### [Exercise instructions]
Across the listing below, how many lines hold "GREATER"? Reply with the number by itself.

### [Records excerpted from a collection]
((

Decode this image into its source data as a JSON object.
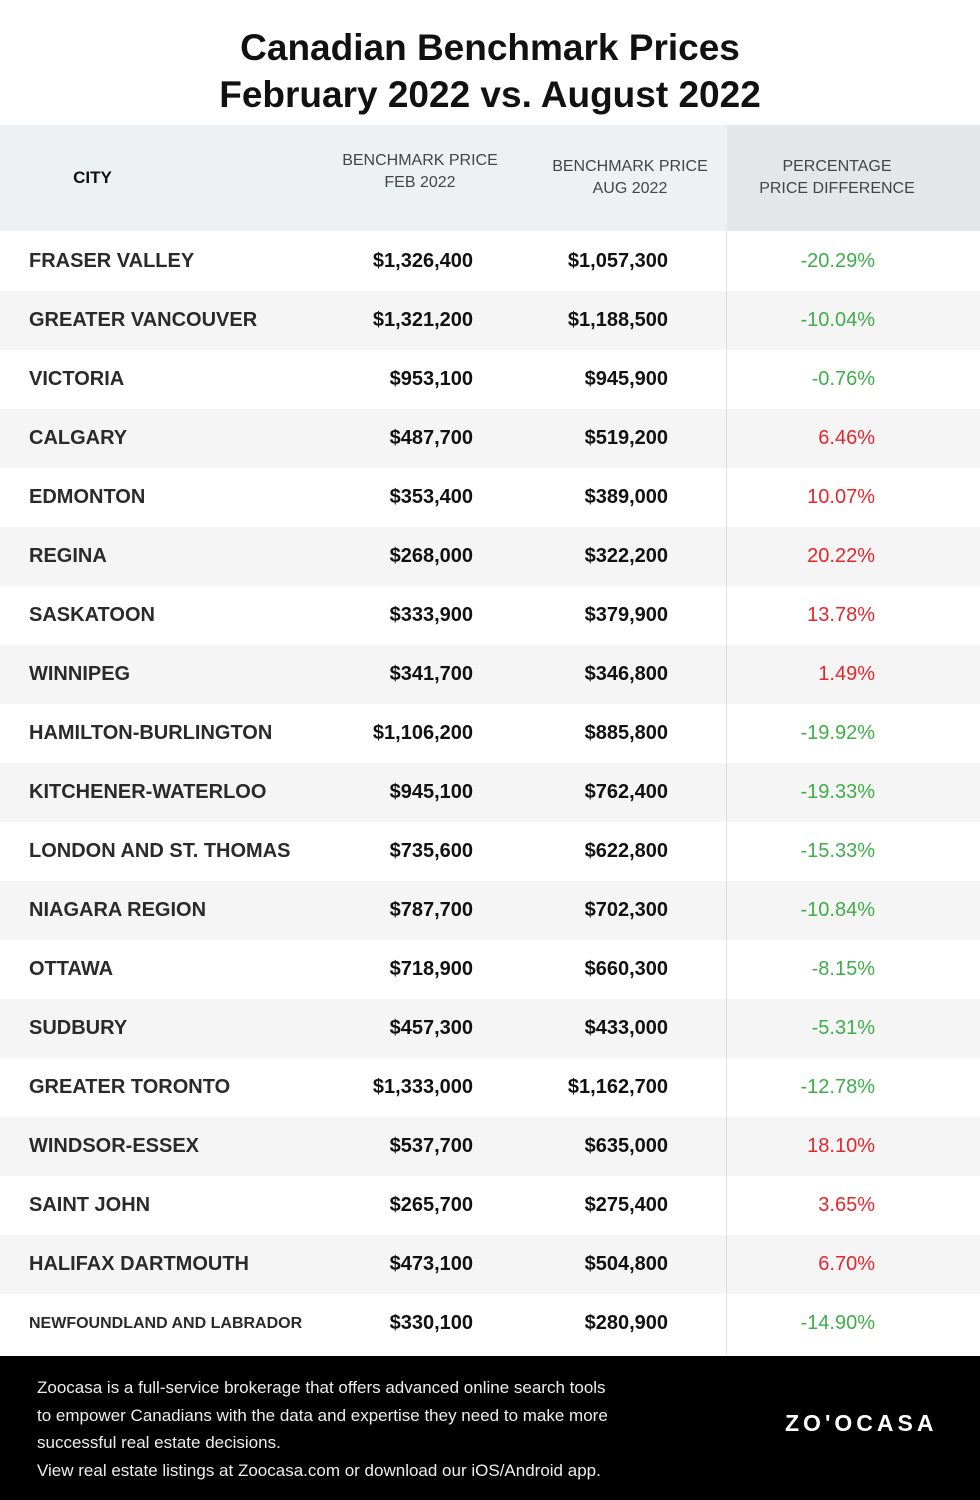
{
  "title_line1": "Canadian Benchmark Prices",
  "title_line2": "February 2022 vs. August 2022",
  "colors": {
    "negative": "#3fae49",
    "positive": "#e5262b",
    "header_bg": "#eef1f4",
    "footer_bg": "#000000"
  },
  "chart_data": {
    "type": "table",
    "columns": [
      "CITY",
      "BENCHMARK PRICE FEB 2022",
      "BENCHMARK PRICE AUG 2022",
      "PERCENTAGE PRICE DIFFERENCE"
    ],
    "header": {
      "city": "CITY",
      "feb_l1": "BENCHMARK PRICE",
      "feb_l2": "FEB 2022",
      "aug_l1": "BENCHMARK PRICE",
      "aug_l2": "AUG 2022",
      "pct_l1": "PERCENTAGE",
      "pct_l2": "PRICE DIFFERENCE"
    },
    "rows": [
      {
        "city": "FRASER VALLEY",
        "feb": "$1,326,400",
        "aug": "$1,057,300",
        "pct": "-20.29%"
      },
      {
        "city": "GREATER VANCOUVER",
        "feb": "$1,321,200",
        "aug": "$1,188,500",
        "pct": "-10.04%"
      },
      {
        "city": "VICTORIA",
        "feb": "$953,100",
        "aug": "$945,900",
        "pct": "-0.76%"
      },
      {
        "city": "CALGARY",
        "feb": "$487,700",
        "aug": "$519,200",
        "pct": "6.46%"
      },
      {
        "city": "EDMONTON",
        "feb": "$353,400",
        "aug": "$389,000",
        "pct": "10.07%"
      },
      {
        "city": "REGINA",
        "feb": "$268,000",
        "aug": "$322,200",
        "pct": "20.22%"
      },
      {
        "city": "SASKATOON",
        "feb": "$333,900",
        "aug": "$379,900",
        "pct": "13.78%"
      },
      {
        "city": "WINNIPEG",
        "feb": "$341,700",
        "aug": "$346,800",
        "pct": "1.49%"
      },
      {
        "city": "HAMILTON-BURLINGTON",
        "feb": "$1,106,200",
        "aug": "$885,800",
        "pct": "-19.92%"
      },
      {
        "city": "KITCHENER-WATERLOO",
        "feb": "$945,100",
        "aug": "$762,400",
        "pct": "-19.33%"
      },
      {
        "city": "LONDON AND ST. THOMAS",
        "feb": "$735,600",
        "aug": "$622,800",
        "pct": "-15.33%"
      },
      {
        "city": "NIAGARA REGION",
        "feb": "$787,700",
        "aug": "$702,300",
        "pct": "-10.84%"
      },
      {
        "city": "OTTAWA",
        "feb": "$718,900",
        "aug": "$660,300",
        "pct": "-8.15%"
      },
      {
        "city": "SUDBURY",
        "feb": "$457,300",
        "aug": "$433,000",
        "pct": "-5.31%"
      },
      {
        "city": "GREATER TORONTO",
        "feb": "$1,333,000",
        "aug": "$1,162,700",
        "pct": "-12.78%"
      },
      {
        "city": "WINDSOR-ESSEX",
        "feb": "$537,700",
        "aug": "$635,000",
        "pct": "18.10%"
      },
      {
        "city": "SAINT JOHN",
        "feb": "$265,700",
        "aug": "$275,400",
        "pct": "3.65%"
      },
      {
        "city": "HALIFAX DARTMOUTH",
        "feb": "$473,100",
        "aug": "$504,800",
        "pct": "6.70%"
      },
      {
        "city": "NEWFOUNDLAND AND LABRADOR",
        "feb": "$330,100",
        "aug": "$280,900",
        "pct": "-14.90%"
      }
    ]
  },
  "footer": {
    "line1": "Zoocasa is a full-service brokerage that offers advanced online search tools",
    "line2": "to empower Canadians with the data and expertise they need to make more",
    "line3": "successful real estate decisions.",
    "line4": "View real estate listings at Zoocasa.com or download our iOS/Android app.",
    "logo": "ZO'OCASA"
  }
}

))

### [The reply]
2